Aim
Transcribe the records exactly. Pictures do not belong in the transcription.

Provided data
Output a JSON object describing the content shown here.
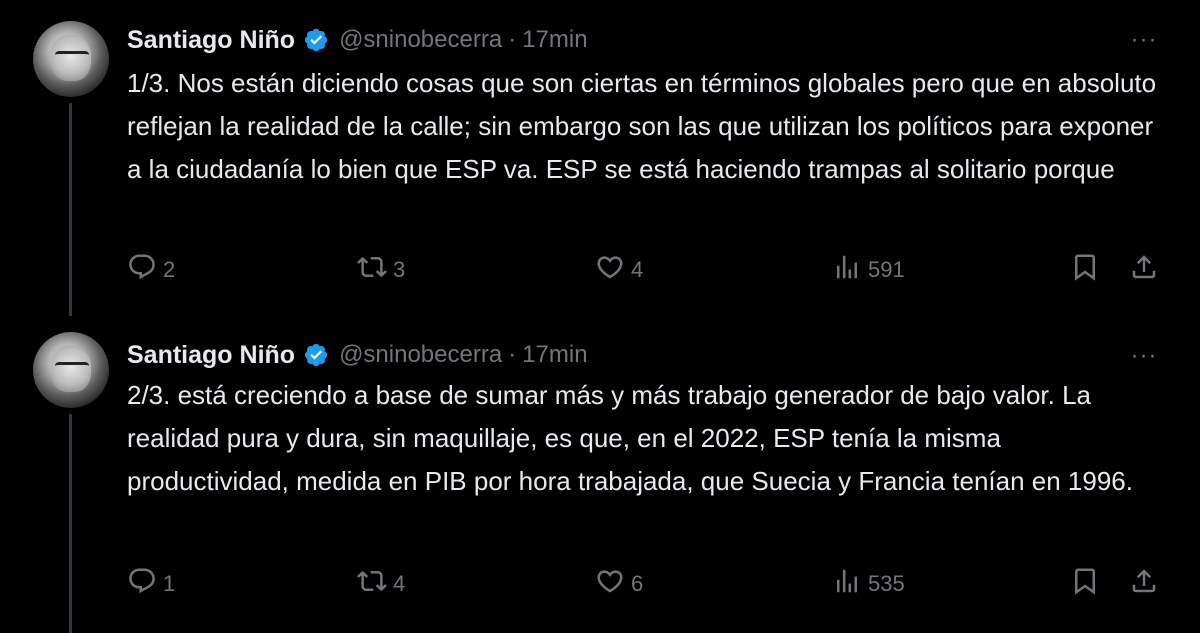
{
  "tweets": [
    {
      "author": {
        "name": "Santiago Niño",
        "handle": "@sninobecerra",
        "separator": "·",
        "time": "17min"
      },
      "more_label": "···",
      "text": "1/3. Nos están diciendo cosas que son ciertas en términos globales pero que en absoluto reflejan la realidad de la calle; sin embargo son las que utilizan los políticos para exponer a la ciudadanía lo bien que ESP va. ESP se está haciendo trampas al solitario porque",
      "stats": {
        "replies": "2",
        "retweets": "3",
        "likes": "4",
        "views": "591"
      }
    },
    {
      "author": {
        "name": "Santiago Niño",
        "handle": "@sninobecerra",
        "separator": "·",
        "time": "17min"
      },
      "more_label": "···",
      "text": "2/3. está creciendo a base de sumar más y más trabajo generador de bajo valor. La realidad pura y dura, sin maquillaje, es que, en el 2022, ESP tenía la misma productividad, medida en PIB por hora trabajada, que Suecia y Francia tenían en 1996.",
      "stats": {
        "replies": "1",
        "retweets": "4",
        "likes": "6",
        "views": "535"
      }
    }
  ],
  "icons": {
    "verified": "verified-badge-icon",
    "reply": "reply-icon",
    "retweet": "retweet-icon",
    "like": "heart-icon",
    "views": "views-chart-icon",
    "bookmark": "bookmark-icon",
    "share": "share-icon"
  },
  "colors": {
    "background": "#000000",
    "text": "#e7e9ea",
    "muted": "#71767b",
    "verified": "#1d9bf0",
    "thread_line": "#333639"
  }
}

Reply
Output a JSON object describing the content shown here.
{
  "tweets": [
    {
      "author": {
        "name": "Santiago Niño",
        "handle": "@sninobecerra",
        "separator": "·",
        "time": "17min"
      },
      "more_label": "···",
      "text": "1/3. Nos están diciendo cosas que son ciertas en términos globales pero que en absoluto reflejan la realidad de la calle; sin embargo son las que utilizan los políticos para exponer a la ciudadanía lo bien que ESP va. ESP se está haciendo trampas al solitario porque",
      "stats": {
        "replies": "2",
        "retweets": "3",
        "likes": "4",
        "views": "591"
      }
    },
    {
      "author": {
        "name": "Santiago Niño",
        "handle": "@sninobecerra",
        "separator": "·",
        "time": "17min"
      },
      "more_label": "···",
      "text": "2/3. está creciendo a base de sumar más y más trabajo generador de bajo valor. La realidad pura y dura, sin maquillaje, es que, en el 2022, ESP tenía la misma productividad, medida en PIB por hora trabajada, que Suecia y Francia tenían en 1996.",
      "stats": {
        "replies": "1",
        "retweets": "4",
        "likes": "6",
        "views": "535"
      }
    }
  ],
  "icons": {
    "verified": "verified-badge-icon",
    "reply": "reply-icon",
    "retweet": "retweet-icon",
    "like": "heart-icon",
    "views": "views-chart-icon",
    "bookmark": "bookmark-icon",
    "share": "share-icon"
  },
  "colors": {
    "background": "#000000",
    "text": "#e7e9ea",
    "muted": "#71767b",
    "verified": "#1d9bf0",
    "thread_line": "#333639"
  }
}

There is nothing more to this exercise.